Give the entries back exactly, dropping each image.

[START Supplied records]

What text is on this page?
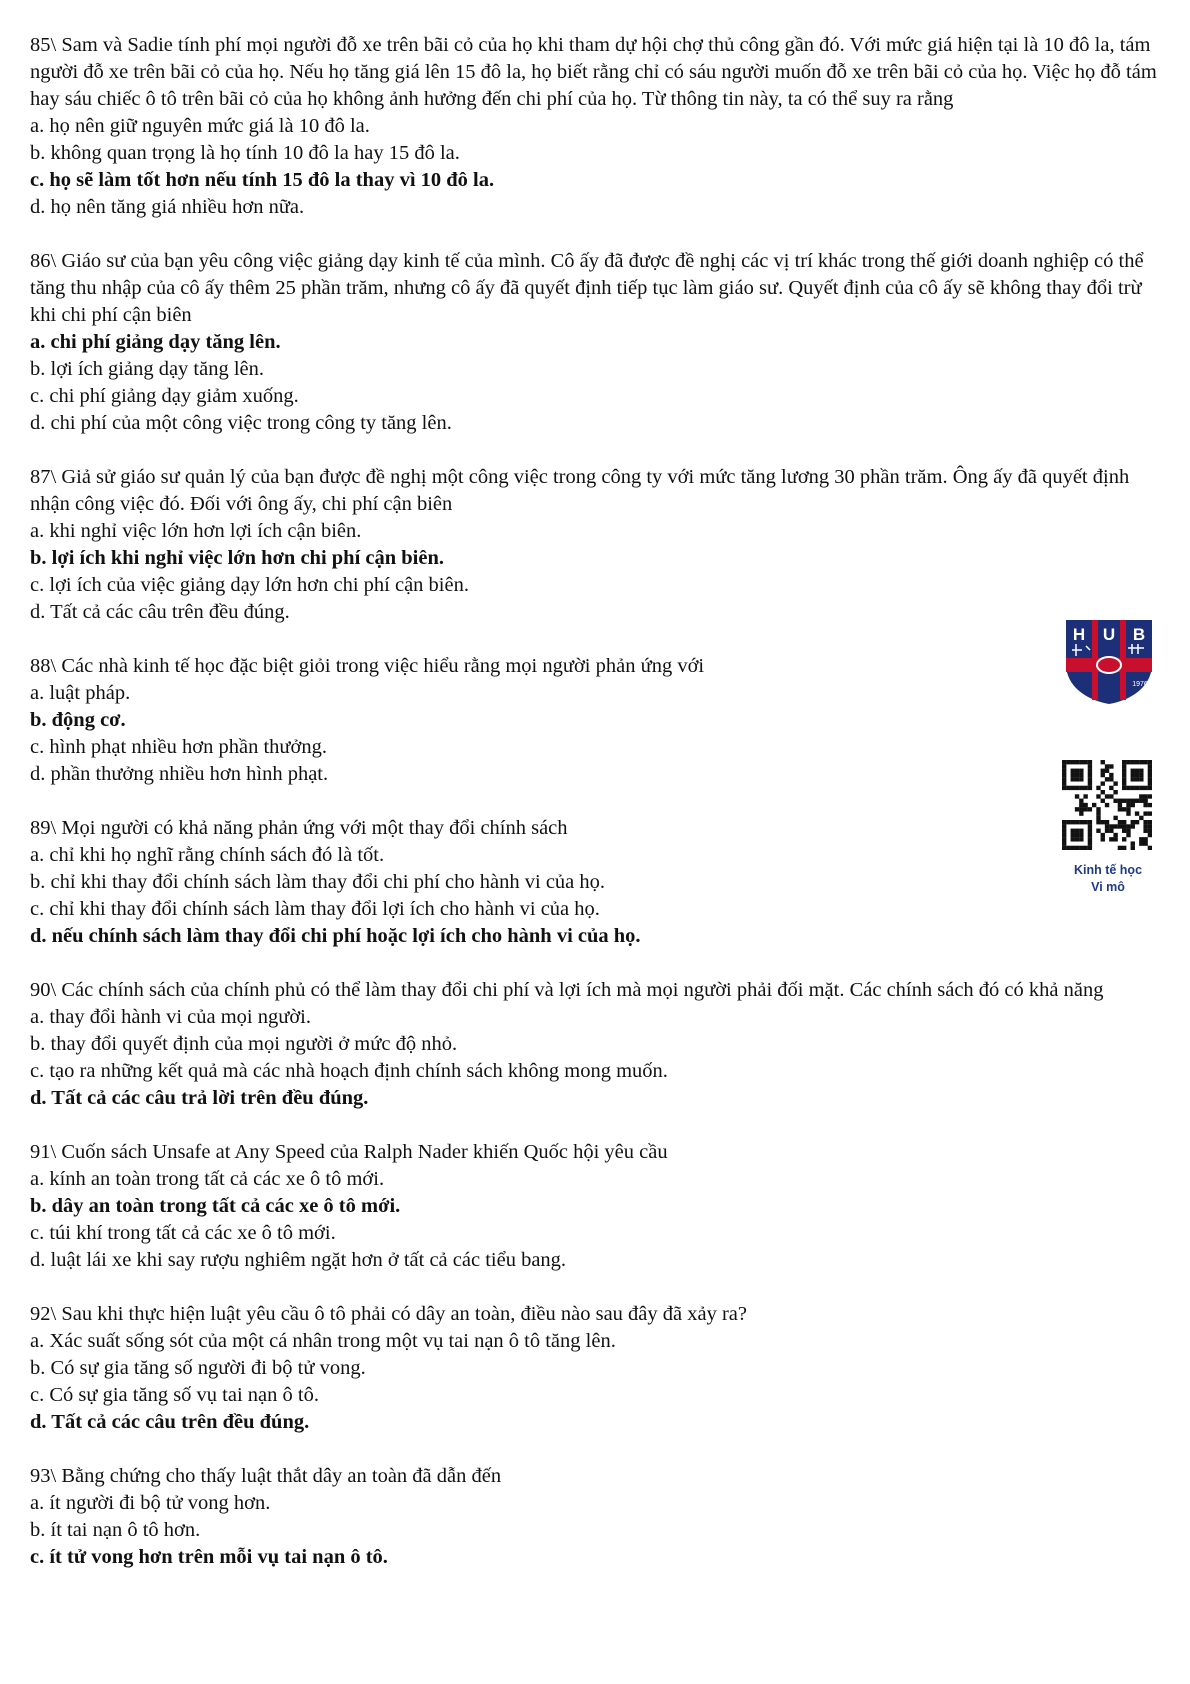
85\ Sam và Sadie tính phí mọi người đỗ xe trên bãi cỏ của họ khi tham dự hội chợ thủ công gần đó. Với mức giá hiện tại là 10 đô la, tám người đỗ xe trên bãi cỏ của họ. Nếu họ tăng giá lên 15 đô la, họ biết rằng chỉ có sáu người muốn đỗ xe trên bãi cỏ của họ. Việc họ đỗ tám hay sáu chiếc ô tô trên bãi cỏ của họ không ảnh hưởng đến chi phí của họ. Từ thông tin này, ta có thể suy ra rằng
a. họ nên giữ nguyên mức giá là 10 đô la.
b. không quan trọng là họ tính 10 đô la hay 15 đô la.
c. họ sẽ làm tốt hơn nếu tính 15 đô la thay vì 10 đô la.
d. họ nên tăng giá nhiều hơn nữa.
86\ Giáo sư của bạn yêu công việc giảng dạy kinh tế của mình. Cô ấy đã được đề nghị các vị trí khác trong thế giới doanh nghiệp có thể tăng thu nhập của cô ấy thêm 25 phần trăm, nhưng cô ấy đã quyết định tiếp tục làm giáo sư. Quyết định của cô ấy sẽ không thay đổi trừ khi chi phí cận biên
a. chi phí giảng dạy tăng lên.
b. lợi ích giảng dạy tăng lên.
c. chi phí giảng dạy giảm xuống.
d. chi phí của một công việc trong công ty tăng lên.
87\ Giả sử giáo sư quản lý của bạn được đề nghị một công việc trong công ty với mức tăng lương 30 phần trăm. Ông ấy đã quyết định nhận công việc đó. Đối với ông ấy, chi phí cận biên
a. khi nghỉ việc lớn hơn lợi ích cận biên.
b. lợi ích khi nghỉ việc lớn hơn chi phí cận biên.
c. lợi ích của việc giảng dạy lớn hơn chi phí cận biên.
d. Tất cả các câu trên đều đúng.
88\ Các nhà kinh tế học đặc biệt giỏi trong việc hiểu rằng mọi người phản ứng với
a. luật pháp.
b. động cơ.
c. hình phạt nhiều hơn phần thưởng.
d. phần thưởng nhiều hơn hình phạt.
89\ Mọi người có khả năng phản ứng với một thay đổi chính sách
a. chỉ khi họ nghĩ rằng chính sách đó là tốt.
b. chỉ khi thay đổi chính sách làm thay đổi chi phí cho hành vi của họ.
c. chỉ khi thay đổi chính sách làm thay đổi lợi ích cho hành vi của họ.
d. nếu chính sách làm thay đổi chi phí hoặc lợi ích cho hành vi của họ.
90\ Các chính sách của chính phủ có thể làm thay đổi chi phí và lợi ích mà mọi người phải đối mặt. Các chính sách đó có khả năng
a. thay đổi hành vi của mọi người.
b. thay đổi quyết định của mọi người ở mức độ nhỏ.
c. tạo ra những kết quả mà các nhà hoạch định chính sách không mong muốn.
d. Tất cả các câu trả lời trên đều đúng.
91\ Cuốn sách Unsafe at Any Speed của Ralph Nader khiến Quốc hội yêu cầu
a. kính an toàn trong tất cả các xe ô tô mới.
b. dây an toàn trong tất cả các xe ô tô mới.
c. túi khí trong tất cả các xe ô tô mới.
d. luật lái xe khi say rượu nghiêm ngặt hơn ở tất cả các tiểu bang.
92\ Sau khi thực hiện luật yêu cầu ô tô phải có dây an toàn, điều nào sau đây đã xảy ra?
a. Xác suất sống sót của một cá nhân trong một vụ tai nạn ô tô tăng lên.
b. Có sự gia tăng số người đi bộ tử vong.
c. Có sự gia tăng số vụ tai nạn ô tô.
d. Tất cả các câu trên đều đúng.
93\ Bằng chứng cho thấy luật thắt dây an toàn đã dẫn đến
a. ít người đi bộ tử vong hơn.
b. ít tai nạn ô tô hơn.
c. ít tử vong hơn trên mỗi vụ tai nạn ô tô.
H U B
1976
Kinh tế học
Vi mô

[END Supplied records]

> [Result below]
What text is on this page?
85\ Sam và Sadie tính phí mọi người đỗ xe trên bãi cỏ của họ khi tham dự hội chợ thủ công gần đó. Với mức giá hiện tại là 10 đô la, tám người đỗ xe trên bãi cỏ của họ. Nếu họ tăng giá lên 15 đô la, họ biết rằng chỉ có sáu người muốn đỗ xe trên bãi cỏ của họ. Việc họ đỗ tám hay sáu chiếc ô tô trên bãi cỏ của họ không ảnh hưởng đến chi phí của họ. Từ thông tin này, ta có thể suy ra rằng
a. họ nên giữ nguyên mức giá là 10 đô la.
b. không quan trọng là họ tính 10 đô la hay 15 đô la.
c. họ sẽ làm tốt hơn nếu tính 15 đô la thay vì 10 đô la.
d. họ nên tăng giá nhiều hơn nữa.
86\ Giáo sư của bạn yêu công việc giảng dạy kinh tế của mình. Cô ấy đã được đề nghị các vị trí khác trong thế giới doanh nghiệp có thể tăng thu nhập của cô ấy thêm 25 phần trăm, nhưng cô ấy đã quyết định tiếp tục làm giáo sư. Quyết định của cô ấy sẽ không thay đổi trừ khi chi phí cận biên
a. chi phí giảng dạy tăng lên.
b. lợi ích giảng dạy tăng lên.
c. chi phí giảng dạy giảm xuống.
d. chi phí của một công việc trong công ty tăng lên.
87\ Giả sử giáo sư quản lý của bạn được đề nghị một công việc trong công ty với mức tăng lương 30 phần trăm. Ông ấy đã quyết định nhận công việc đó. Đối với ông ấy, chi phí cận biên
a. khi nghỉ việc lớn hơn lợi ích cận biên.
b. lợi ích khi nghỉ việc lớn hơn chi phí cận biên.
c. lợi ích của việc giảng dạy lớn hơn chi phí cận biên.
d. Tất cả các câu trên đều đúng.
88\ Các nhà kinh tế học đặc biệt giỏi trong việc hiểu rằng mọi người phản ứng với
a. luật pháp.
b. động cơ.
c. hình phạt nhiều hơn phần thưởng.
d. phần thưởng nhiều hơn hình phạt.
89\ Mọi người có khả năng phản ứng với một thay đổi chính sách
a. chỉ khi họ nghĩ rằng chính sách đó là tốt.
b. chỉ khi thay đổi chính sách làm thay đổi chi phí cho hành vi của họ.
c. chỉ khi thay đổi chính sách làm thay đổi lợi ích cho hành vi của họ.
d. nếu chính sách làm thay đổi chi phí hoặc lợi ích cho hành vi của họ.
90\ Các chính sách của chính phủ có thể làm thay đổi chi phí và lợi ích mà mọi người phải đối mặt. Các chính sách đó có khả năng
a. thay đổi hành vi của mọi người.
b. thay đổi quyết định của mọi người ở mức độ nhỏ.
c. tạo ra những kết quả mà các nhà hoạch định chính sách không mong muốn.
d. Tất cả các câu trả lời trên đều đúng.
91\ Cuốn sách Unsafe at Any Speed của Ralph Nader khiến Quốc hội yêu cầu
a. kính an toàn trong tất cả các xe ô tô mới.
b. dây an toàn trong tất cả các xe ô tô mới.
c. túi khí trong tất cả các xe ô tô mới.
d. luật lái xe khi say rượu nghiêm ngặt hơn ở tất cả các tiểu bang.
92\ Sau khi thực hiện luật yêu cầu ô tô phải có dây an toàn, điều nào sau đây đã xảy ra?
a. Xác suất sống sót của một cá nhân trong một vụ tai nạn ô tô tăng lên.
b. Có sự gia tăng số người đi bộ tử vong.
c. Có sự gia tăng số vụ tai nạn ô tô.
d. Tất cả các câu trên đều đúng.
93\ Bằng chứng cho thấy luật thắt dây an toàn đã dẫn đến
a. ít người đi bộ tử vong hơn.
b. ít tai nạn ô tô hơn.
c. ít tử vong hơn trên mỗi vụ tai nạn ô tô.
H U B
1976
Kinh tế học
Vi mô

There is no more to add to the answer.